>>>

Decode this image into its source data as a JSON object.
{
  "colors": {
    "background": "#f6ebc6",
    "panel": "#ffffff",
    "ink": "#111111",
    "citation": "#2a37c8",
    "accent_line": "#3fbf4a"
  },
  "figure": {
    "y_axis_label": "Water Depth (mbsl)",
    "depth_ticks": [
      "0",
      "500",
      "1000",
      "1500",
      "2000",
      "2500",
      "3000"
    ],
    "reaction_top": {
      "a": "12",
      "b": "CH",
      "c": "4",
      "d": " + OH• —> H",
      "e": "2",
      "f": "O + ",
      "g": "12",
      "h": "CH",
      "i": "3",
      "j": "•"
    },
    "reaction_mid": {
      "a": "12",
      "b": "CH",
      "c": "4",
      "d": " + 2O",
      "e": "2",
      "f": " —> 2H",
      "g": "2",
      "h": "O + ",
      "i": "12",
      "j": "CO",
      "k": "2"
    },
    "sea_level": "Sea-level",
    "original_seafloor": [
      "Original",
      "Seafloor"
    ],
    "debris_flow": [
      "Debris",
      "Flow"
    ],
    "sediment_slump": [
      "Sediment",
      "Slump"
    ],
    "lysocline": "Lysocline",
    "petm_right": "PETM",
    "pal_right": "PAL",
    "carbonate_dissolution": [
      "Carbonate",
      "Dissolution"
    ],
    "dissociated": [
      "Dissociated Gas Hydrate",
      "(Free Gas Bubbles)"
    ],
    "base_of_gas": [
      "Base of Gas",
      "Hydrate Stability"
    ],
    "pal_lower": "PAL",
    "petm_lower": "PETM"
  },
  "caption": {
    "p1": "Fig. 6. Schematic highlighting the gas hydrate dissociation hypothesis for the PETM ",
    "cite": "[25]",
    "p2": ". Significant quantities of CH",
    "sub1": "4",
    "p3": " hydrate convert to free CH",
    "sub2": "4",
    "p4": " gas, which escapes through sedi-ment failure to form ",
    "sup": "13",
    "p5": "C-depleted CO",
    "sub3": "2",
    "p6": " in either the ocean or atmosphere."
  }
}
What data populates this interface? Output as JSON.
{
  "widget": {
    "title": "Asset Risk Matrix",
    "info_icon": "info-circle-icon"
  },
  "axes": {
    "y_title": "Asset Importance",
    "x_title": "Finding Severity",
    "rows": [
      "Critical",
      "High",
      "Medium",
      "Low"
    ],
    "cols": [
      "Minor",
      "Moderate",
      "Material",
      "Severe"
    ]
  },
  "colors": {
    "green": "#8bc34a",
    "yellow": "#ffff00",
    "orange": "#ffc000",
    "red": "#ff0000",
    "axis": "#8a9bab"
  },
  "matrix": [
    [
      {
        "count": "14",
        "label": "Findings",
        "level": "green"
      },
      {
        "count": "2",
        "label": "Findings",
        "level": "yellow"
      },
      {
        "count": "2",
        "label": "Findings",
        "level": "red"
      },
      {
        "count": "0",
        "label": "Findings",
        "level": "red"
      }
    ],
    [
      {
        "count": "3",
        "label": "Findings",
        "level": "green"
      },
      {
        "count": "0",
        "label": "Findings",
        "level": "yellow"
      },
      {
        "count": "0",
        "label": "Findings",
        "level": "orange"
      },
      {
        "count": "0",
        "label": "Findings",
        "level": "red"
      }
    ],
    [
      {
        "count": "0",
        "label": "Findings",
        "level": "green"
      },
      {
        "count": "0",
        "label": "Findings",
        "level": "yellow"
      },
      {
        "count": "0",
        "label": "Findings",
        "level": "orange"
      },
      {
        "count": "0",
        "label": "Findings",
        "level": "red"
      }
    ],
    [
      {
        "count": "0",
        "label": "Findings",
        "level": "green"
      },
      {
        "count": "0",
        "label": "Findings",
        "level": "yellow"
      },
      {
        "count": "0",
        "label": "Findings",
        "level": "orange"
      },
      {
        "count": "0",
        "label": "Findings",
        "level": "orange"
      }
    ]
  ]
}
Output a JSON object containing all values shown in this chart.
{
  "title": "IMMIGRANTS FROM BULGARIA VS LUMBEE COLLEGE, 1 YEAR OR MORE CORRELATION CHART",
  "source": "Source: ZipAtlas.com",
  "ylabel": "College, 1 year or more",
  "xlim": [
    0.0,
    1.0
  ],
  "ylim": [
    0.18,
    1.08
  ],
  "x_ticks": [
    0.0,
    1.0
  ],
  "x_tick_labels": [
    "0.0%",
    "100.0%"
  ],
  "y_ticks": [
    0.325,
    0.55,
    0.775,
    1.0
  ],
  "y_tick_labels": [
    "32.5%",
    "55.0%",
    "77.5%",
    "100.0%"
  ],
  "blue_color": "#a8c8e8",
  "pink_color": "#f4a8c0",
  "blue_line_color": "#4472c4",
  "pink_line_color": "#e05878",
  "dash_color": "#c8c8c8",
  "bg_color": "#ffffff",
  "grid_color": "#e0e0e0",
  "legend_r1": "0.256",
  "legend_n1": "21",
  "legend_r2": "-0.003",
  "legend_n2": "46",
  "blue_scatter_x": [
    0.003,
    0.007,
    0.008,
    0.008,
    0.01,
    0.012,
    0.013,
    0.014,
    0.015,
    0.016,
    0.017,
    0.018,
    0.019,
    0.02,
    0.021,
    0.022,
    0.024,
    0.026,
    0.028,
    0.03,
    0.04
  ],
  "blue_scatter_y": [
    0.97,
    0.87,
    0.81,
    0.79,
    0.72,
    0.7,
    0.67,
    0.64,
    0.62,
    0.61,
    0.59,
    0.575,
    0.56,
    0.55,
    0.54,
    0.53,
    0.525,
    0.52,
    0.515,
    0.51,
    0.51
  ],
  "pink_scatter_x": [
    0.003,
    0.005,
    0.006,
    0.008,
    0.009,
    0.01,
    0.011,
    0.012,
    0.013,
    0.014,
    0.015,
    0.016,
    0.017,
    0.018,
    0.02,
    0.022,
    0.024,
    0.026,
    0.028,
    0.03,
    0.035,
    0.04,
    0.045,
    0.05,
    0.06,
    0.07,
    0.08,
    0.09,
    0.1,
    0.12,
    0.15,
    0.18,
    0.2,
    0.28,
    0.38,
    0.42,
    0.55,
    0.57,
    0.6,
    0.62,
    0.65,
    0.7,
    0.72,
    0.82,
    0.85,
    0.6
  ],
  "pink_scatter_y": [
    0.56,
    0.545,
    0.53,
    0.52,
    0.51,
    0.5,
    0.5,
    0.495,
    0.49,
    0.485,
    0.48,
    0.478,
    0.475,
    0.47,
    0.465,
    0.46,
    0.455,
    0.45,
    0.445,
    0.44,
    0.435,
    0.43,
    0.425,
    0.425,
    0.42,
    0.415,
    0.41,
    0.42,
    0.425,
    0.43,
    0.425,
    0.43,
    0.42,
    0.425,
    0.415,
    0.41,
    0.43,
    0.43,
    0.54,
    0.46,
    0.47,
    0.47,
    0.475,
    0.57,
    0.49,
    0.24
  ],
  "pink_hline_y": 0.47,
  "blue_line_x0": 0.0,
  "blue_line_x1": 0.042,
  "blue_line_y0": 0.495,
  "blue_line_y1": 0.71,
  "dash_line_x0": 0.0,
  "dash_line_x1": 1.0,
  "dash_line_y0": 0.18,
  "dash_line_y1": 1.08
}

<<<

• [REQUEST]:
Retype the records that precede this task, keeping them exactly the same.

• [OUTPUT OF THE TASK]:
Decode this image into its source data as a JSON object.
{
  "colors": {
    "background": "#f6ebc6",
    "panel": "#ffffff",
    "ink": "#111111",
    "citation": "#2a37c8",
    "accent_line": "#3fbf4a"
  },
  "figure": {
    "y_axis_label": "Water Depth (mbsl)",
    "depth_ticks": [
      "0",
      "500",
      "1000",
      "1500",
      "2000",
      "2500",
      "3000"
    ],
    "reaction_top": {
      "a": "12",
      "b": "CH",
      "c": "4",
      "d": " + OH• —> H",
      "e": "2",
      "f": "O + ",
      "g": "12",
      "h": "CH",
      "i": "3",
      "j": "•"
    },
    "reaction_mid": {
      "a": "12",
      "b": "CH",
      "c": "4",
      "d": " + 2O",
      "e": "2",
      "f": " —> 2H",
      "g": "2",
      "h": "O + ",
      "i": "12",
      "j": "CO",
      "k": "2"
    },
    "sea_level": "Sea-level",
    "original_seafloor": [
      "Original",
      "Seafloor"
    ],
    "debris_flow": [
      "Debris",
      "Flow"
    ],
    "sediment_slump": [
      "Sediment",
      "Slump"
    ],
    "lysocline": "Lysocline",
    "petm_right": "PETM",
    "pal_right": "PAL",
    "carbonate_dissolution": [
      "Carbonate",
      "Dissolution"
    ],
    "dissociated": [
      "Dissociated Gas Hydrate",
      "(Free Gas Bubbles)"
    ],
    "base_of_gas": [
      "Base of Gas",
      "Hydrate Stability"
    ],
    "pal_lower": "PAL",
    "petm_lower": "PETM"
  },
  "caption": {
    "p1": "Fig. 6. Schematic highlighting the gas hydrate dissociation hypothesis for the PETM ",
    "cite": "[25]",
    "p2": ". Significant quantities of CH",
    "sub1": "4",
    "p3": " hydrate convert to free CH",
    "sub2": "4",
    "p4": " gas, which escapes through sedi-ment failure to form ",
    "sup": "13",
    "p5": "C-depleted CO",
    "sub3": "2",
    "p6": " in either the ocean or atmosphere."
  }
}
What data populates this interface? Output as JSON.
{
  "widget": {
    "title": "Asset Risk Matrix",
    "info_icon": "info-circle-icon"
  },
  "axes": {
    "y_title": "Asset Importance",
    "x_title": "Finding Severity",
    "rows": [
      "Critical",
      "High",
      "Medium",
      "Low"
    ],
    "cols": [
      "Minor",
      "Moderate",
      "Material",
      "Severe"
    ]
  },
  "colors": {
    "green": "#8bc34a",
    "yellow": "#ffff00",
    "orange": "#ffc000",
    "red": "#ff0000",
    "axis": "#8a9bab"
  },
  "matrix": [
    [
      {
        "count": "14",
        "label": "Findings",
        "level": "green"
      },
      {
        "count": "2",
        "label": "Findings",
        "level": "yellow"
      },
      {
        "count": "2",
        "label": "Findings",
        "level": "red"
      },
      {
        "count": "0",
        "label": "Findings",
        "level": "red"
      }
    ],
    [
      {
        "count": "3",
        "label": "Findings",
        "level": "green"
      },
      {
        "count": "0",
        "label": "Findings",
        "level": "yellow"
      },
      {
        "count": "0",
        "label": "Findings",
        "level": "orange"
      },
      {
        "count": "0",
        "label": "Findings",
        "level": "red"
      }
    ],
    [
      {
        "count": "0",
        "label": "Findings",
        "level": "green"
      },
      {
        "count": "0",
        "label": "Findings",
        "level": "yellow"
      },
      {
        "count": "0",
        "label": "Findings",
        "level": "orange"
      },
      {
        "count": "0",
        "label": "Findings",
        "level": "red"
      }
    ],
    [
      {
        "count": "0",
        "label": "Findings",
        "level": "green"
      },
      {
        "count": "0",
        "label": "Findings",
        "level": "yellow"
      },
      {
        "count": "0",
        "label": "Findings",
        "level": "orange"
      },
      {
        "count": "0",
        "label": "Findings",
        "level": "orange"
      }
    ]
  ]
}
Output a JSON object containing all values shown in this chart.
{
  "title": "IMMIGRANTS FROM BULGARIA VS LUMBEE COLLEGE, 1 YEAR OR MORE CORRELATION CHART",
  "source": "Source: ZipAtlas.com",
  "ylabel": "College, 1 year or more",
  "xlim": [
    0.0,
    1.0
  ],
  "ylim": [
    0.18,
    1.08
  ],
  "x_ticks": [
    0.0,
    1.0
  ],
  "x_tick_labels": [
    "0.0%",
    "100.0%"
  ],
  "y_ticks": [
    0.325,
    0.55,
    0.775,
    1.0
  ],
  "y_tick_labels": [
    "32.5%",
    "55.0%",
    "77.5%",
    "100.0%"
  ],
  "blue_color": "#a8c8e8",
  "pink_color": "#f4a8c0",
  "blue_line_color": "#4472c4",
  "pink_line_color": "#e05878",
  "dash_color": "#c8c8c8",
  "bg_color": "#ffffff",
  "grid_color": "#e0e0e0",
  "legend_r1": "0.256",
  "legend_n1": "21",
  "legend_r2": "-0.003",
  "legend_n2": "46",
  "blue_scatter_x": [
    0.003,
    0.007,
    0.008,
    0.008,
    0.01,
    0.012,
    0.013,
    0.014,
    0.015,
    0.016,
    0.017,
    0.018,
    0.019,
    0.02,
    0.021,
    0.022,
    0.024,
    0.026,
    0.028,
    0.03,
    0.04
  ],
  "blue_scatter_y": [
    0.97,
    0.87,
    0.81,
    0.79,
    0.72,
    0.7,
    0.67,
    0.64,
    0.62,
    0.61,
    0.59,
    0.575,
    0.56,
    0.55,
    0.54,
    0.53,
    0.525,
    0.52,
    0.515,
    0.51,
    0.51
  ],
  "pink_scatter_x": [
    0.003,
    0.005,
    0.006,
    0.008,
    0.009,
    0.01,
    0.011,
    0.012,
    0.013,
    0.014,
    0.015,
    0.016,
    0.017,
    0.018,
    0.02,
    0.022,
    0.024,
    0.026,
    0.028,
    0.03,
    0.035,
    0.04,
    0.045,
    0.05,
    0.06,
    0.07,
    0.08,
    0.09,
    0.1,
    0.12,
    0.15,
    0.18,
    0.2,
    0.28,
    0.38,
    0.42,
    0.55,
    0.57,
    0.6,
    0.62,
    0.65,
    0.7,
    0.72,
    0.82,
    0.85,
    0.6
  ],
  "pink_scatter_y": [
    0.56,
    0.545,
    0.53,
    0.52,
    0.51,
    0.5,
    0.5,
    0.495,
    0.49,
    0.485,
    0.48,
    0.478,
    0.475,
    0.47,
    0.465,
    0.46,
    0.455,
    0.45,
    0.445,
    0.44,
    0.435,
    0.43,
    0.425,
    0.425,
    0.42,
    0.415,
    0.41,
    0.42,
    0.425,
    0.43,
    0.425,
    0.43,
    0.42,
    0.425,
    0.415,
    0.41,
    0.43,
    0.43,
    0.54,
    0.46,
    0.47,
    0.47,
    0.475,
    0.57,
    0.49,
    0.24
  ],
  "pink_hline_y": 0.47,
  "blue_line_x0": 0.0,
  "blue_line_x1": 0.042,
  "blue_line_y0": 0.495,
  "blue_line_y1": 0.71,
  "dash_line_x0": 0.0,
  "dash_line_x1": 1.0,
  "dash_line_y0": 0.18,
  "dash_line_y1": 1.08
}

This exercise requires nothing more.